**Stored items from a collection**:
((
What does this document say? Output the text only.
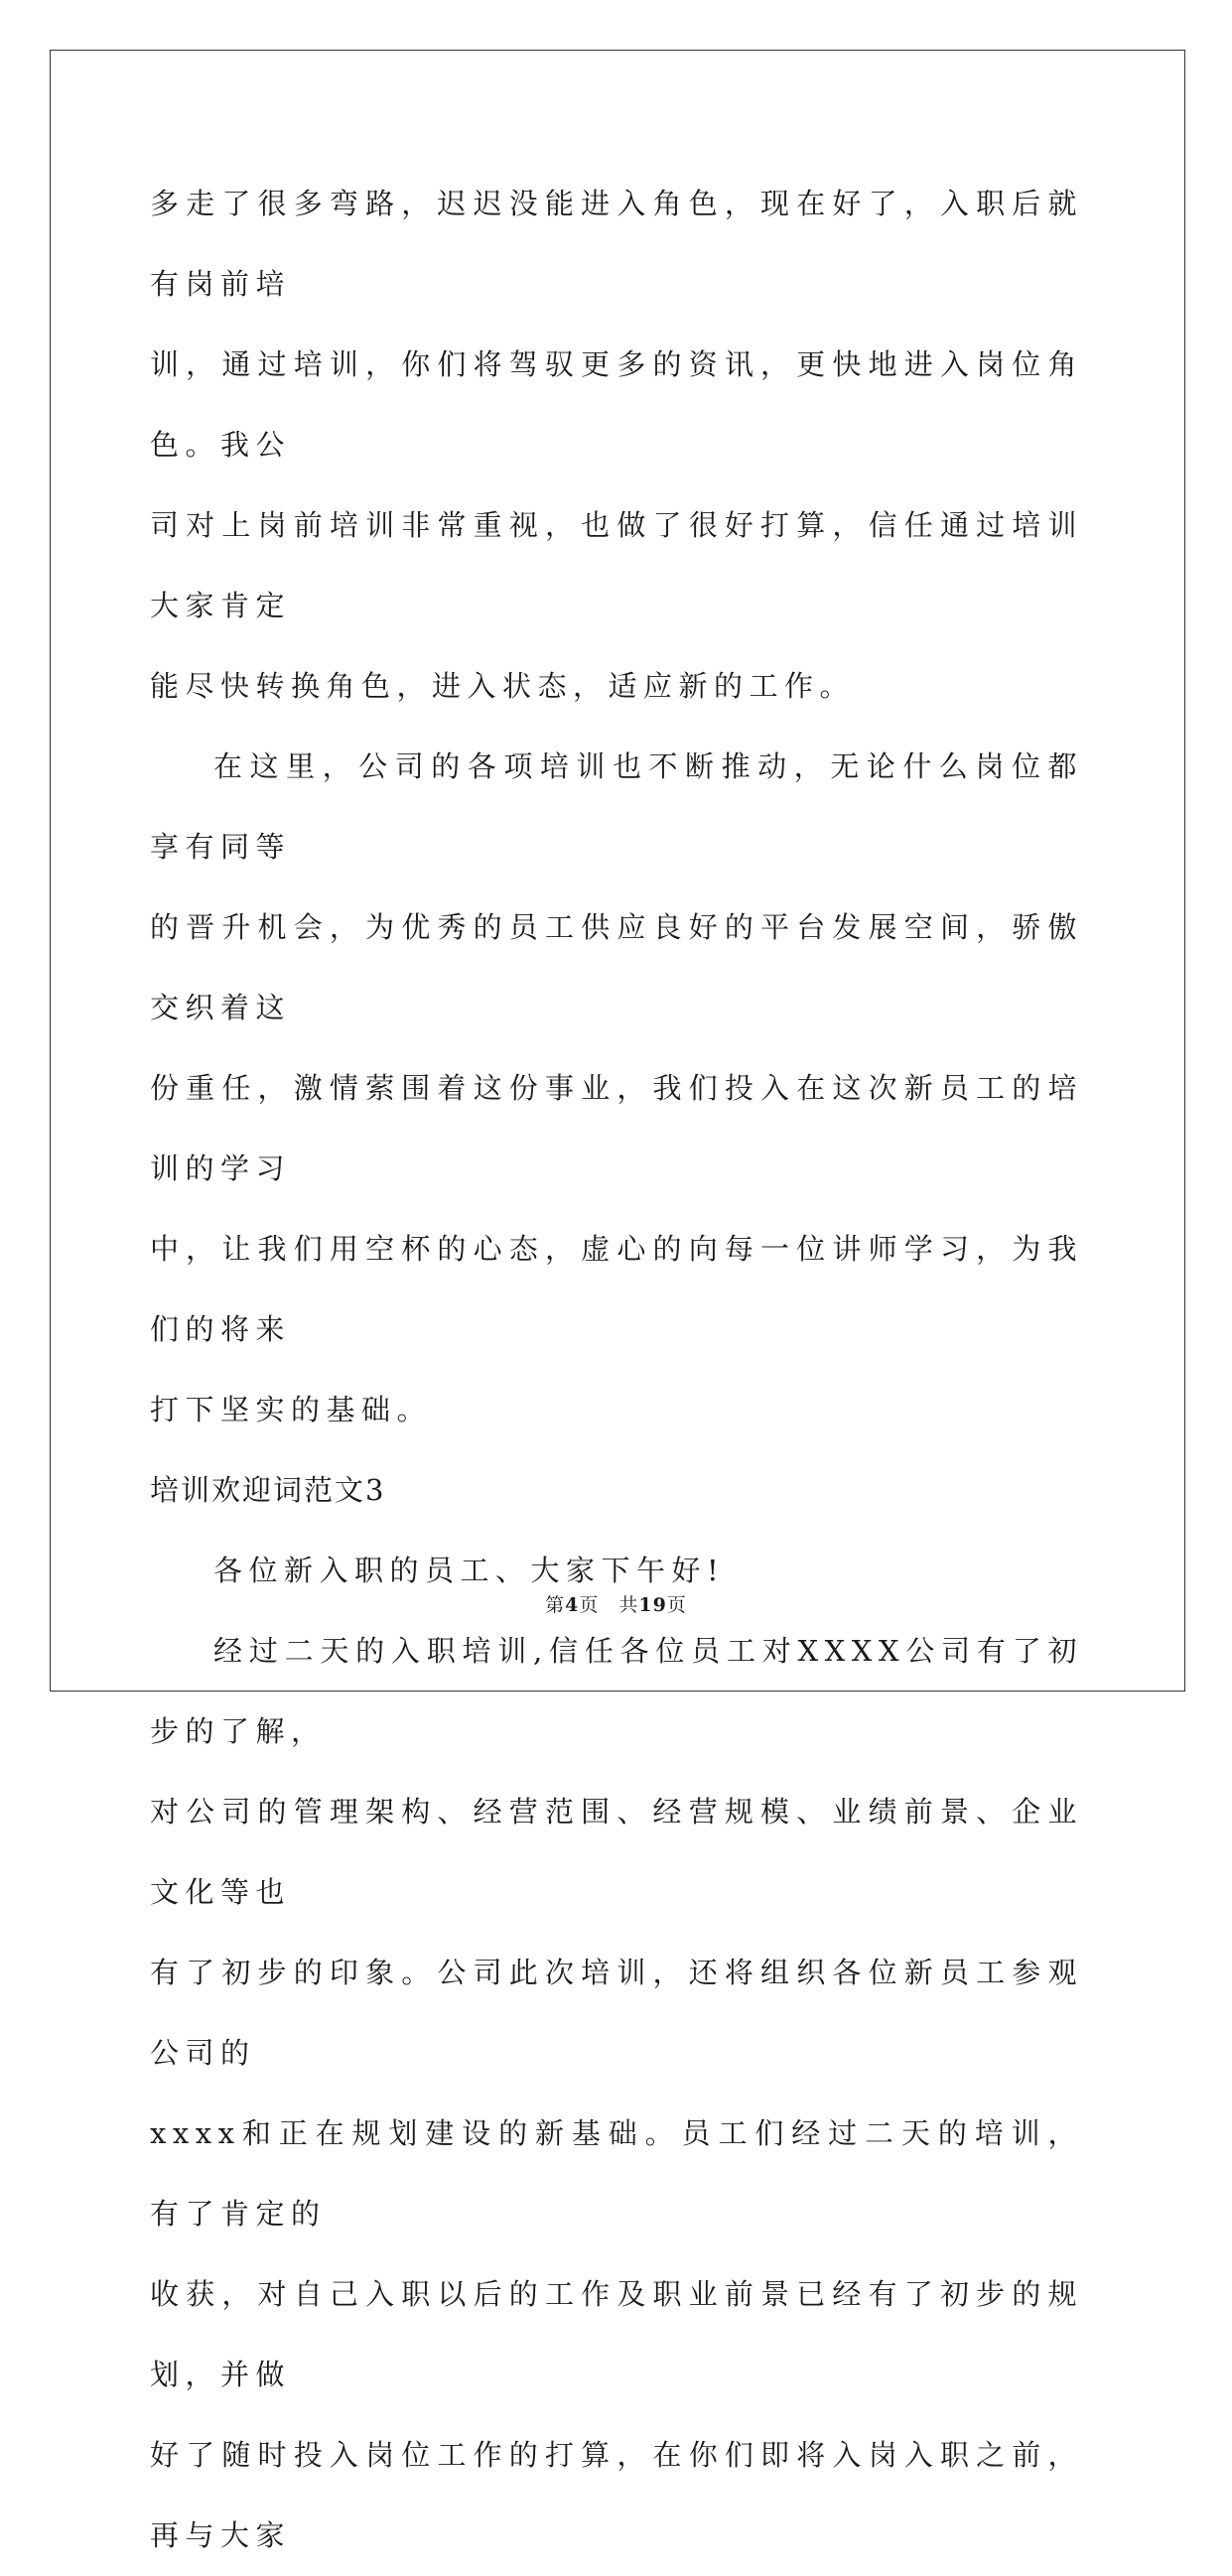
多走了很多弯路，迟迟没能进入角色，现在好了，入职后就有岗前培
训，通过培训，你们将驾驭更多的资讯，更快地进入岗位角色。我公
司对上岗前培训非常重视，也做了很好打算，信任通过培训大家肯定
能尽快转换角色，进入状态，适应新的工作。
在这里，公司的各项培训也不断推动，无论什么岗位都享有同等
的晋升机会，为优秀的员工供应良好的平台发展空间，骄傲交织着这
份重任，激情萦围着这份事业，我们投入在这次新员工的培训的学习
中，让我们用空杯的心态，虚心的向每一位讲师学习，为我们的将来
打下坚实的基础。
培训欢迎词范文3
各位新入职的员工、大家下午好!
经过二天的入职培训,信任各位员工对XXXX公司有了初步的了解，
对公司的管理架构、经营范围、经营规模、业绩前景、企业文化等也
有了初步的印象。公司此次培训，还将组织各位新员工参观公司的
xxxx和正在规划建设的新基础。员工们经过二天的培训，有了肯定的
收获，对自己入职以后的工作及职业前景已经有了初步的规划，并做
好了随时投入岗位工作的打算，在你们即将入岗入职之前，再与大家
第4页 共19页
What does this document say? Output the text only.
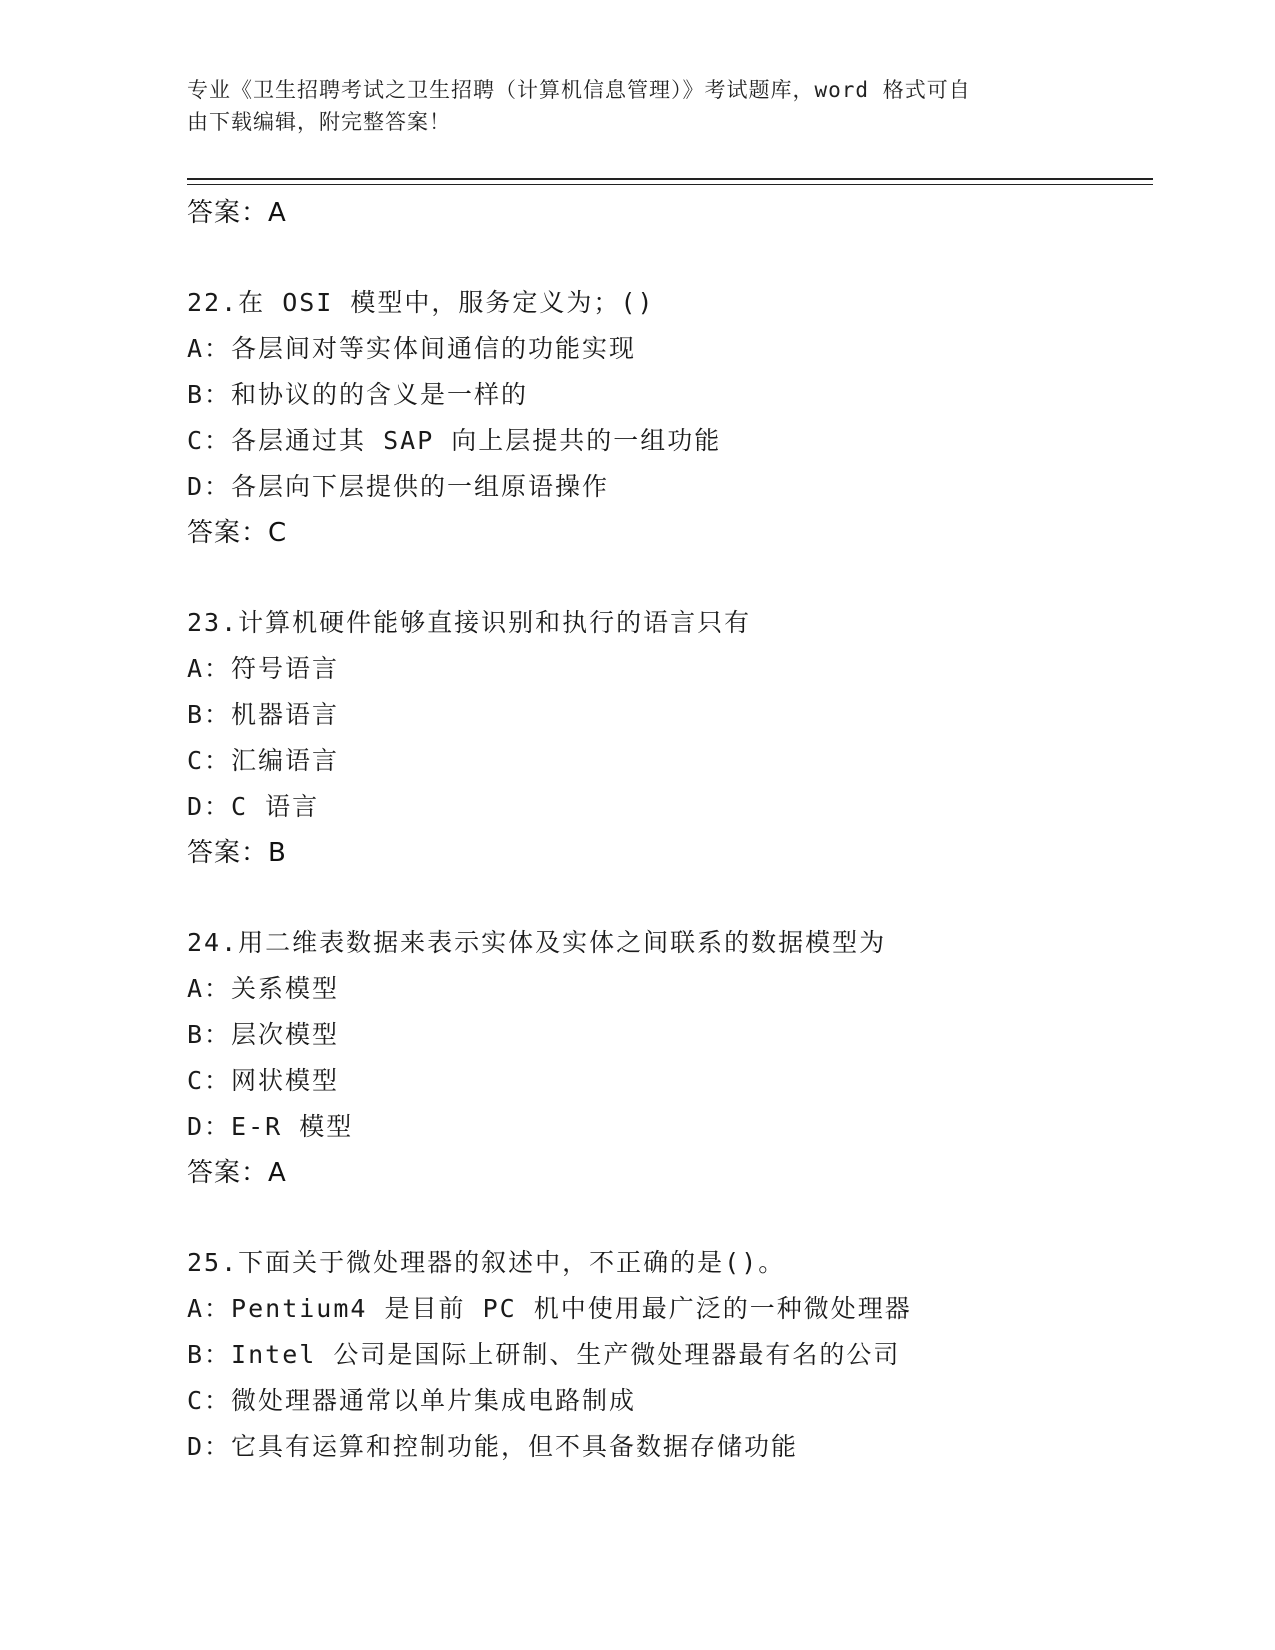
专业《卫生招聘考试之卫生招聘（计算机信息管理）》考试题库，word 格式可自
由下载编辑，附完整答案！
答案：A
22.在 OSI 模型中，服务定义为；()
A：各层间对等实体间通信的功能实现
B：和协议的的含义是一样的
C：各层通过其 SAP 向上层提共的一组功能
D：各层向下层提供的一组原语操作
答案：C
23.计算机硬件能够直接识别和执行的语言只有
A：符号语言
B：机器语言
C：汇编语言
D：C 语言
答案：B
24.用二维表数据来表示实体及实体之间联系的数据模型为
A：关系模型
B：层次模型
C：网状模型
D：E-R 模型
答案：A
25.下面关于微处理器的叙述中，不正确的是()。
A：Pentium4 是目前 PC 机中使用最广泛的一种微处理器
B：Intel 公司是国际上研制、生产微处理器最有名的公司
C：微处理器通常以单片集成电路制成
D：它具有运算和控制功能，但不具备数据存储功能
))
**Problem statement**: Reproduce all of the material exactly, apart from the pictures.

**Answer to the task**:
What does this document say? Output the text only.
多走了很多弯路，迟迟没能进入角色，现在好了，入职后就有岗前培
训，通过培训，你们将驾驭更多的资讯，更快地进入岗位角色。我公
司对上岗前培训非常重视，也做了很好打算，信任通过培训大家肯定
能尽快转换角色，进入状态，适应新的工作。
在这里，公司的各项培训也不断推动，无论什么岗位都享有同等
的晋升机会，为优秀的员工供应良好的平台发展空间，骄傲交织着这
份重任，激情萦围着这份事业，我们投入在这次新员工的培训的学习
中，让我们用空杯的心态，虚心的向每一位讲师学习，为我们的将来
打下坚实的基础。
培训欢迎词范文3
各位新入职的员工、大家下午好!
经过二天的入职培训,信任各位员工对XXXX公司有了初步的了解，
对公司的管理架构、经营范围、经营规模、业绩前景、企业文化等也
有了初步的印象。公司此次培训，还将组织各位新员工参观公司的
xxxx和正在规划建设的新基础。员工们经过二天的培训，有了肯定的
收获，对自己入职以后的工作及职业前景已经有了初步的规划，并做
好了随时投入岗位工作的打算，在你们即将入岗入职之前，再与大家
第4页 共19页
What does this document say? Output the text only.
专业《卫生招聘考试之卫生招聘（计算机信息管理）》考试题库，word 格式可自
由下载编辑，附完整答案！
答案：A
22.在 OSI 模型中，服务定义为；()
A：各层间对等实体间通信的功能实现
B：和协议的的含义是一样的
C：各层通过其 SAP 向上层提共的一组功能
D：各层向下层提供的一组原语操作
答案：C
23.计算机硬件能够直接识别和执行的语言只有
A：符号语言
B：机器语言
C：汇编语言
D：C 语言
答案：B
24.用二维表数据来表示实体及实体之间联系的数据模型为
A：关系模型
B：层次模型
C：网状模型
D：E-R 模型
答案：A
25.下面关于微处理器的叙述中，不正确的是()。
A：Pentium4 是目前 PC 机中使用最广泛的一种微处理器
B：Intel 公司是国际上研制、生产微处理器最有名的公司
C：微处理器通常以单片集成电路制成
D：它具有运算和控制功能，但不具备数据存储功能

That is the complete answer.